> AIM OF THE EXERCISE
Extract all lines that hold the string "Kennedy".
++++ PROVIDED ENTRIES ++++
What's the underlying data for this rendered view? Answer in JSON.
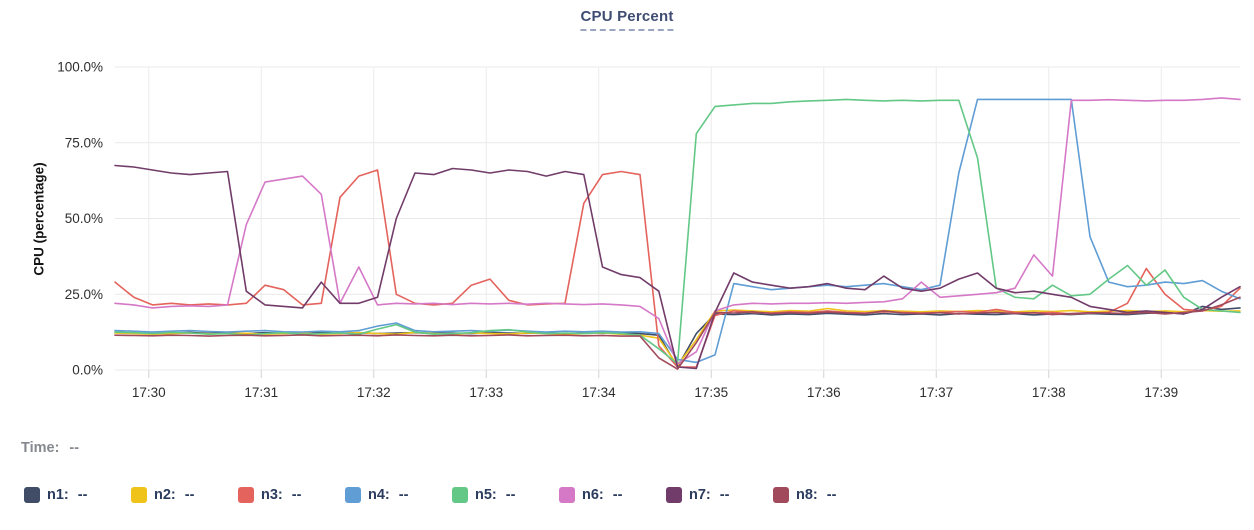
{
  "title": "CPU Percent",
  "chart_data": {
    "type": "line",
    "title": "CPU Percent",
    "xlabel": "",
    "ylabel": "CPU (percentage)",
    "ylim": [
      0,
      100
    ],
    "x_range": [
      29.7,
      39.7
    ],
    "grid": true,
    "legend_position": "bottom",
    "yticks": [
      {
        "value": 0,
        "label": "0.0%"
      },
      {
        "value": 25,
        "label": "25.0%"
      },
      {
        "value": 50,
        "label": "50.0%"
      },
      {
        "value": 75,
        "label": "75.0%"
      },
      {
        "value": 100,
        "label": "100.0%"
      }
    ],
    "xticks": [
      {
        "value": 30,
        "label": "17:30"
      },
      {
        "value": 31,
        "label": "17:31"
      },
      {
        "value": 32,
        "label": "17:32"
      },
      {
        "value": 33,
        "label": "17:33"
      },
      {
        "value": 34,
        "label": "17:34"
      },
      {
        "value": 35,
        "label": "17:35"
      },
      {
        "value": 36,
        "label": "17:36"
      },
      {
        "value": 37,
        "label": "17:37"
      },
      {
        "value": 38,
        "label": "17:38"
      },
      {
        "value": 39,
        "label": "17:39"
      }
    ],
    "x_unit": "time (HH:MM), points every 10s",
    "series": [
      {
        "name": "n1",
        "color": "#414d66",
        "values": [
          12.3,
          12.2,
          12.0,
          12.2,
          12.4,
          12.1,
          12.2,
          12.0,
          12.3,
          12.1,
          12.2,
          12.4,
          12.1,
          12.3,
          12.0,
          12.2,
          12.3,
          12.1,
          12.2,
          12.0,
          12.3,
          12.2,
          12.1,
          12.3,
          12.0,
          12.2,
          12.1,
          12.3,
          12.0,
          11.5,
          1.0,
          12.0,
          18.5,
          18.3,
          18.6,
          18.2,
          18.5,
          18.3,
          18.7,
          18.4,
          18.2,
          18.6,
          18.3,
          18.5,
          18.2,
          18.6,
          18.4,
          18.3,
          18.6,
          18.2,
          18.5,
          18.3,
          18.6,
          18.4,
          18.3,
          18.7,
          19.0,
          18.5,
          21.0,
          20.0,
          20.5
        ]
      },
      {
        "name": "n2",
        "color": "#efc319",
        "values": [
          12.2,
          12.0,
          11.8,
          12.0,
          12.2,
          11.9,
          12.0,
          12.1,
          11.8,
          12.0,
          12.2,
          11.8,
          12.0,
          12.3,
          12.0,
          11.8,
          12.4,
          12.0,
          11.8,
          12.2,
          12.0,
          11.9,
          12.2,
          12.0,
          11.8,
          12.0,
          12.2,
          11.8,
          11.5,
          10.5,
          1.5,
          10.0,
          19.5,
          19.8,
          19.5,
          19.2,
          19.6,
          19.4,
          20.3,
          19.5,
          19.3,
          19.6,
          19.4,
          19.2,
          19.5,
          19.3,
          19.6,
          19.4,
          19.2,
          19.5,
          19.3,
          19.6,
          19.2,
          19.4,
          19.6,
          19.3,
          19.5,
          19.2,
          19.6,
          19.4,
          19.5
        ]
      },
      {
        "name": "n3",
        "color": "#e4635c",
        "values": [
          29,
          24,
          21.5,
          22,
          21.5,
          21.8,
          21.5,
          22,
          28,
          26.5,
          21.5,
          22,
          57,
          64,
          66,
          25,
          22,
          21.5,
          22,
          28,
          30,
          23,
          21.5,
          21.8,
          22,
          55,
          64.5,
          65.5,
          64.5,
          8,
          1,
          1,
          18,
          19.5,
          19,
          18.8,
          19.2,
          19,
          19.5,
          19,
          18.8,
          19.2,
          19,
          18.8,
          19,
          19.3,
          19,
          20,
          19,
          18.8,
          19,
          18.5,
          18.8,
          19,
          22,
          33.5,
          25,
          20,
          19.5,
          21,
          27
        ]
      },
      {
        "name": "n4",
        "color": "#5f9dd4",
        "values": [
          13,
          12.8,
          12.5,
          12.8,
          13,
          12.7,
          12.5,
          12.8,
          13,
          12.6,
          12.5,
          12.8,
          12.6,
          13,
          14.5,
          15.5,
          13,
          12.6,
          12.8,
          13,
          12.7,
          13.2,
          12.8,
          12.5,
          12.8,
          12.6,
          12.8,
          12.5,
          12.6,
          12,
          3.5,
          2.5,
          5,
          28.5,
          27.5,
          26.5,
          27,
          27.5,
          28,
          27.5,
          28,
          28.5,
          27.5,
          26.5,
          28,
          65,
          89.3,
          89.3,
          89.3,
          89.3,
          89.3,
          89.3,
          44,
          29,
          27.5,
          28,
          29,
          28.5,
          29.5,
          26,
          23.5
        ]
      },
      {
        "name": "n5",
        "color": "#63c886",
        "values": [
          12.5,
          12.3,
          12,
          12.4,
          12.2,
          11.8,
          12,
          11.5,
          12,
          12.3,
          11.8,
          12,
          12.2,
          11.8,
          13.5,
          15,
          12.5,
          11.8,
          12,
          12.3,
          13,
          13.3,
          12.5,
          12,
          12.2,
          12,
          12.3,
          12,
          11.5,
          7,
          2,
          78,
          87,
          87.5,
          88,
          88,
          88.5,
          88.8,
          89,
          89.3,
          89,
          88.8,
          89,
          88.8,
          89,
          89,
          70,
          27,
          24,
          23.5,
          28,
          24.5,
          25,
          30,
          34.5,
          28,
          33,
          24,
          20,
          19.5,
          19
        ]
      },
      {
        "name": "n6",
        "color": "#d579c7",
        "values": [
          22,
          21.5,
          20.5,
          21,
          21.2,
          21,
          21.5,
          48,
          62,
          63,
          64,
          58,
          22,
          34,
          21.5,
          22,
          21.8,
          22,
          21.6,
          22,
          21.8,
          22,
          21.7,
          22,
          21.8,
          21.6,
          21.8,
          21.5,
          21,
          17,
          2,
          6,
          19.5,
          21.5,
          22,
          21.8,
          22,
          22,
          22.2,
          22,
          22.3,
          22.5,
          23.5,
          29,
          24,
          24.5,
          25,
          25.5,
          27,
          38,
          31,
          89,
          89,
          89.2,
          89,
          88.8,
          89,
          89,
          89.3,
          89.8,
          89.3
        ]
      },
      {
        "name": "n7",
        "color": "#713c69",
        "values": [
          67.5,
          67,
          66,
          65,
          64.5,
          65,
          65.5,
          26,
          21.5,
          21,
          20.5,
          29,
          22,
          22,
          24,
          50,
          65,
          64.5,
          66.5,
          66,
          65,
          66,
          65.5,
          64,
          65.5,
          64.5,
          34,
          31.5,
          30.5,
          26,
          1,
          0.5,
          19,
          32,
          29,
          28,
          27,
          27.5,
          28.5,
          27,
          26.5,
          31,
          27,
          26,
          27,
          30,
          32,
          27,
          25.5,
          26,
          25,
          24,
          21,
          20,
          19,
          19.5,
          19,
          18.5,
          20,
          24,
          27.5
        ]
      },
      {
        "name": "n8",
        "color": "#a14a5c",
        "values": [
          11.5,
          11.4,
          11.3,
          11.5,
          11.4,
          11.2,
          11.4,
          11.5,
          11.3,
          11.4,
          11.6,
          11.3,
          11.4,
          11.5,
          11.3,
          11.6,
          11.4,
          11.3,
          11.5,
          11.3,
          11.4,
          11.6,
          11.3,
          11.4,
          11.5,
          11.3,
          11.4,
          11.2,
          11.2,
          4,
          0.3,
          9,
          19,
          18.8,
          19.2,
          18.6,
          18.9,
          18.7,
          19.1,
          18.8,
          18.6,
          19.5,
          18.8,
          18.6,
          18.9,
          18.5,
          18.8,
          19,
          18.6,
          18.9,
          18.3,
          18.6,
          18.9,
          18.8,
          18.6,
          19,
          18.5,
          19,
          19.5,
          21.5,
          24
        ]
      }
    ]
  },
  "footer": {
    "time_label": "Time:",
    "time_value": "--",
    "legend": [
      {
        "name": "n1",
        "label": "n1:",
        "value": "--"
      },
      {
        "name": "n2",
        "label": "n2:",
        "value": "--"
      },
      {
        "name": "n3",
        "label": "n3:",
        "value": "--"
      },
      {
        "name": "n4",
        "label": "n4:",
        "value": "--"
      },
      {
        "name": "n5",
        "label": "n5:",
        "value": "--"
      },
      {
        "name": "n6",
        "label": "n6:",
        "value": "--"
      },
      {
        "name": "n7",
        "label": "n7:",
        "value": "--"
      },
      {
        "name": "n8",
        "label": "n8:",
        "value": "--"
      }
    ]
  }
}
++++
++++ PROVIDED ENTRIES ++++
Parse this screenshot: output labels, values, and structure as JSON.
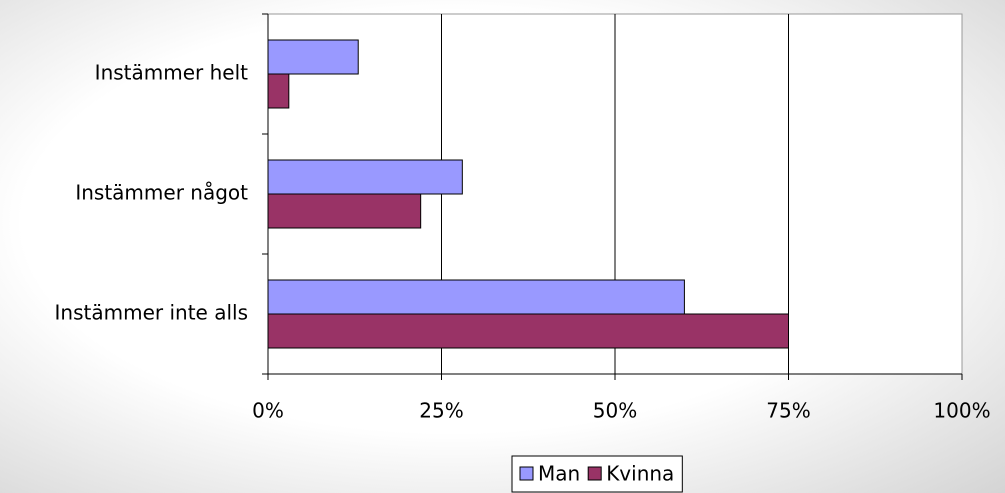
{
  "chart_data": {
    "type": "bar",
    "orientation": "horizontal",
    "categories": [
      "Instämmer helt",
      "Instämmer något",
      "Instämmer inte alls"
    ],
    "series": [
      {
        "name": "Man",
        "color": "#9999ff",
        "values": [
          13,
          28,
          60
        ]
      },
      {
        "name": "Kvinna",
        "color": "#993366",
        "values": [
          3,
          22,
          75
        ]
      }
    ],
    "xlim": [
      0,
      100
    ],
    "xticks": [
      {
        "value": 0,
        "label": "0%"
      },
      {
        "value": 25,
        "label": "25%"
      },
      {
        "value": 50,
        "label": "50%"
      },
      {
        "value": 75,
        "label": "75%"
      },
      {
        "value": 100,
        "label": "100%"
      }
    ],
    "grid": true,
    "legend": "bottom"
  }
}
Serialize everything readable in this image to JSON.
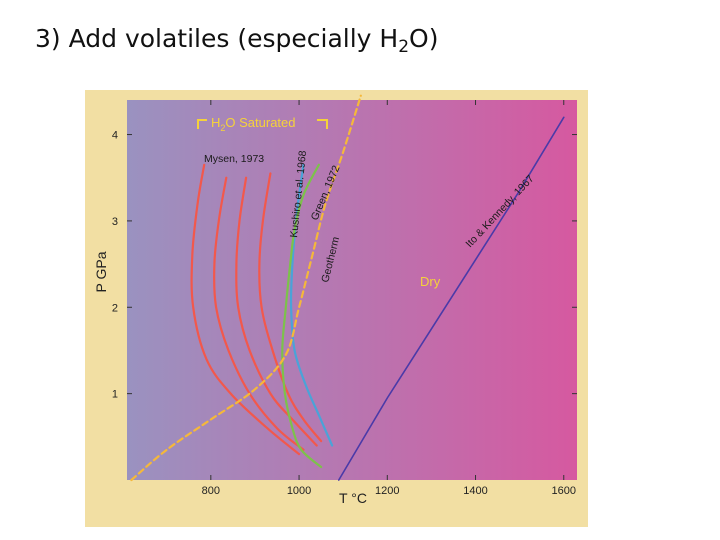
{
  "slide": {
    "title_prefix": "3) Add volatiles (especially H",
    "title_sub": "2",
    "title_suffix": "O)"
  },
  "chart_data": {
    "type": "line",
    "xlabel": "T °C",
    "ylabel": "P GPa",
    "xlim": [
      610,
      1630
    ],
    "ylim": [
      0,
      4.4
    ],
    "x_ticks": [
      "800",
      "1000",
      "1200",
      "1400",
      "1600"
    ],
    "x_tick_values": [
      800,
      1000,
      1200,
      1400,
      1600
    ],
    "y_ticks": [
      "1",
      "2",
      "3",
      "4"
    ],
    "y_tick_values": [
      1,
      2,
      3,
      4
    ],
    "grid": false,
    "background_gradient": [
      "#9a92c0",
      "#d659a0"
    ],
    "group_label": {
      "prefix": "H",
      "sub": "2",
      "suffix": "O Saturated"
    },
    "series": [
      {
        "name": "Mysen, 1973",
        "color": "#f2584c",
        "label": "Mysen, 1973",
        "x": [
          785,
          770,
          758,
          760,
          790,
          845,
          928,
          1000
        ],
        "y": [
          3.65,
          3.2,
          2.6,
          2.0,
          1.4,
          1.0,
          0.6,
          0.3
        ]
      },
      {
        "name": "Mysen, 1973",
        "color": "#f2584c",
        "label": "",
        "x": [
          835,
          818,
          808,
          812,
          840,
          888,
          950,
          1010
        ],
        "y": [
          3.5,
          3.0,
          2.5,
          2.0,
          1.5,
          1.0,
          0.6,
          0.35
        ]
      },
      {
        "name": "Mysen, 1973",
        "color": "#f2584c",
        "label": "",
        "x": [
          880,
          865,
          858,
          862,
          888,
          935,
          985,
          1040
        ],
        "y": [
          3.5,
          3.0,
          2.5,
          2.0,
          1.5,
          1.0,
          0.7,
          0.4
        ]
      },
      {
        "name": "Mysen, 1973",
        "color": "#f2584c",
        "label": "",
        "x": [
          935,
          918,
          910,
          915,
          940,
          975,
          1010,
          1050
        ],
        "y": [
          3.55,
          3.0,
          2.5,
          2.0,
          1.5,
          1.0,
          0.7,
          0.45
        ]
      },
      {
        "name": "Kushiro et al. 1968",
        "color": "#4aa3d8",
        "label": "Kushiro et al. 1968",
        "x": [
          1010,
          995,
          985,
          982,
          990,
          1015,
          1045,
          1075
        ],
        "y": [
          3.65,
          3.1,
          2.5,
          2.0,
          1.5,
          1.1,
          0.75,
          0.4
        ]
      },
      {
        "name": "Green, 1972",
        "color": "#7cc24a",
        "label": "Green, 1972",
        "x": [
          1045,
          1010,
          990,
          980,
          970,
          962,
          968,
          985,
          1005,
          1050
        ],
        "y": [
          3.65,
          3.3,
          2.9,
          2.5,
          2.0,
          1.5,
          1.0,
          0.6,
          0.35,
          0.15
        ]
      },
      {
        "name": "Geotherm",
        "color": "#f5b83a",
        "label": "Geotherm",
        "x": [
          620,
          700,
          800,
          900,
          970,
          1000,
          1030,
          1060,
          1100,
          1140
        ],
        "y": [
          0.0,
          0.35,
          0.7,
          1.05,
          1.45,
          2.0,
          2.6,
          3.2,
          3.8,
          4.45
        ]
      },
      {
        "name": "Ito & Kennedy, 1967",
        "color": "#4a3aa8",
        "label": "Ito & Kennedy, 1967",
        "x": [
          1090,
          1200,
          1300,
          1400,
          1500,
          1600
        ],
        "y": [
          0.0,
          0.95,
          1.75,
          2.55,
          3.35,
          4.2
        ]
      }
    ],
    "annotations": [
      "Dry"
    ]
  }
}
++++
++++ PROVIDED ENTRIES ++++
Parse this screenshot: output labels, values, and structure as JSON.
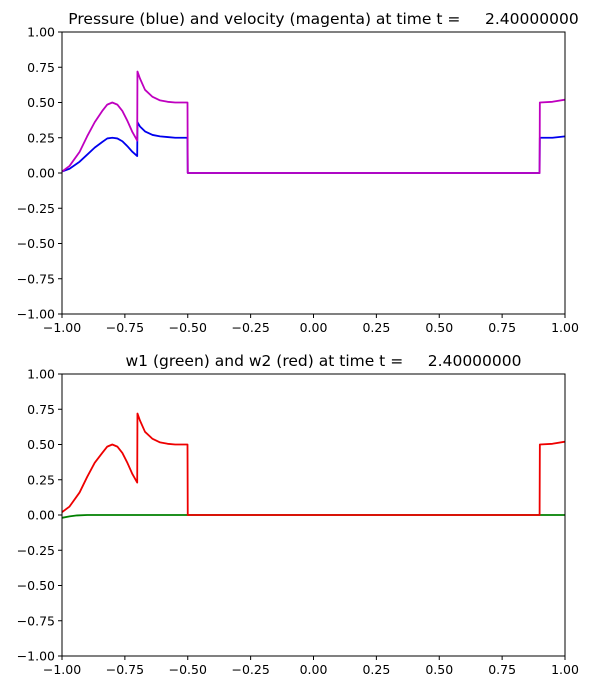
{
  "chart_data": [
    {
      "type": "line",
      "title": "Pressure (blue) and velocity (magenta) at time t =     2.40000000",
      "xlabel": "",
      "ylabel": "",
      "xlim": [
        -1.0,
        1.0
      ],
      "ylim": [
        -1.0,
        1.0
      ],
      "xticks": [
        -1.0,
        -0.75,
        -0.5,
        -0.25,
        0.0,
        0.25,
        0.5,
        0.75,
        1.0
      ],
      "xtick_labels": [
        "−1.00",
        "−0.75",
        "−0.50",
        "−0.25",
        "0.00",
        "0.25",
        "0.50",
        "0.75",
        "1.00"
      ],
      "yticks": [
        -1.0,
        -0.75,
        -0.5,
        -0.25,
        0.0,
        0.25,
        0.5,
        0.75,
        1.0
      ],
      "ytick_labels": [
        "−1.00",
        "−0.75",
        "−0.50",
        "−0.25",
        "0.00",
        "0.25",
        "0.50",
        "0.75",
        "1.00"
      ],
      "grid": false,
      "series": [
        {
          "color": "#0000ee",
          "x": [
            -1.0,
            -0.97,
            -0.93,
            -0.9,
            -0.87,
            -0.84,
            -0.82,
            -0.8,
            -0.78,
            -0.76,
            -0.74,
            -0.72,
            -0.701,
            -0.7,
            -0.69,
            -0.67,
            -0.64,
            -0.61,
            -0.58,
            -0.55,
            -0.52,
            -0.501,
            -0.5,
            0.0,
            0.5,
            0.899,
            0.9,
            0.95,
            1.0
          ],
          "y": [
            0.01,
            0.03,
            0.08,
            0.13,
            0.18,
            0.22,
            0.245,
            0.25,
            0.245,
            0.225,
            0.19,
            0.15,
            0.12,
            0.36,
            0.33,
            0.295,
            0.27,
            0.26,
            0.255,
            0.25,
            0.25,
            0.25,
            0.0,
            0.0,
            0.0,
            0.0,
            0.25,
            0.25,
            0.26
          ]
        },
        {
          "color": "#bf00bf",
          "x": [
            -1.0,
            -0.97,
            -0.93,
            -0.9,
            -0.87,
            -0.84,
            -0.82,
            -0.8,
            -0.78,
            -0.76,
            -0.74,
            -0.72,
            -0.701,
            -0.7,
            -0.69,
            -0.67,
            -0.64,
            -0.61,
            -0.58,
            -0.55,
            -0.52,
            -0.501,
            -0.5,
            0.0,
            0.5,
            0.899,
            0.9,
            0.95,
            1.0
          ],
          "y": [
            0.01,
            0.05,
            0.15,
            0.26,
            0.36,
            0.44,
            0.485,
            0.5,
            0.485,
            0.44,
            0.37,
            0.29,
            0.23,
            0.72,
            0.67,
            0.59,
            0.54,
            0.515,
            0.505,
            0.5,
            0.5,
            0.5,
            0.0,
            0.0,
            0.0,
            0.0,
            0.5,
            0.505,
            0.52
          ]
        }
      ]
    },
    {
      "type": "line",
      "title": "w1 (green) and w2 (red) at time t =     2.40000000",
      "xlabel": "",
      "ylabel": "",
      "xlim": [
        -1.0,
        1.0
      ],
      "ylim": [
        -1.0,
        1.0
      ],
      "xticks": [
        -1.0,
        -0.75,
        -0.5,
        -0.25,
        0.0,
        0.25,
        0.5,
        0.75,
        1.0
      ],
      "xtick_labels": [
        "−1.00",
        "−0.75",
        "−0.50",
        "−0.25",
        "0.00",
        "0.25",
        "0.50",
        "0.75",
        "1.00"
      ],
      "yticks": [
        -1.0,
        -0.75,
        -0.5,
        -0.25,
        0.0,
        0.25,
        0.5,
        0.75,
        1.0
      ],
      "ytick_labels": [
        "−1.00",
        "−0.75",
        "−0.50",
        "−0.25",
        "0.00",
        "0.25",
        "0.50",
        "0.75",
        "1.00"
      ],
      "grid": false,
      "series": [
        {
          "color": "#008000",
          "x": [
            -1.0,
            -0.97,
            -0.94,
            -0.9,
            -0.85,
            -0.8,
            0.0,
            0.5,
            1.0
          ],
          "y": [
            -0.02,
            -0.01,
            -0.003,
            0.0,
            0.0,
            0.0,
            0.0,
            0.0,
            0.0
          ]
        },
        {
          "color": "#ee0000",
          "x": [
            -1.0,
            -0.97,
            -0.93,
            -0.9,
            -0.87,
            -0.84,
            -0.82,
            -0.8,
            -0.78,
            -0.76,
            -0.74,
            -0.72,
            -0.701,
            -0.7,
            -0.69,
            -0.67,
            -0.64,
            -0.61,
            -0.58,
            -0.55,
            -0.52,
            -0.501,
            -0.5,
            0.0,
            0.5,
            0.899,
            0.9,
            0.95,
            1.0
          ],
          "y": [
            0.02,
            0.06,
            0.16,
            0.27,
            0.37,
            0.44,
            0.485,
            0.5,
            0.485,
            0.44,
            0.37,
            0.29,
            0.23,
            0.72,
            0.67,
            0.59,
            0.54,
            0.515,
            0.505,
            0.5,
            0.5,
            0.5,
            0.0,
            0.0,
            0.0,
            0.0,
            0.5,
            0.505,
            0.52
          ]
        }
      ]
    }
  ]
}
++++
> OUTPUT OF THE TASK
        "name": "Ito & Kennedy, 1967",
        "label": "Ito & Kennedy, 1967",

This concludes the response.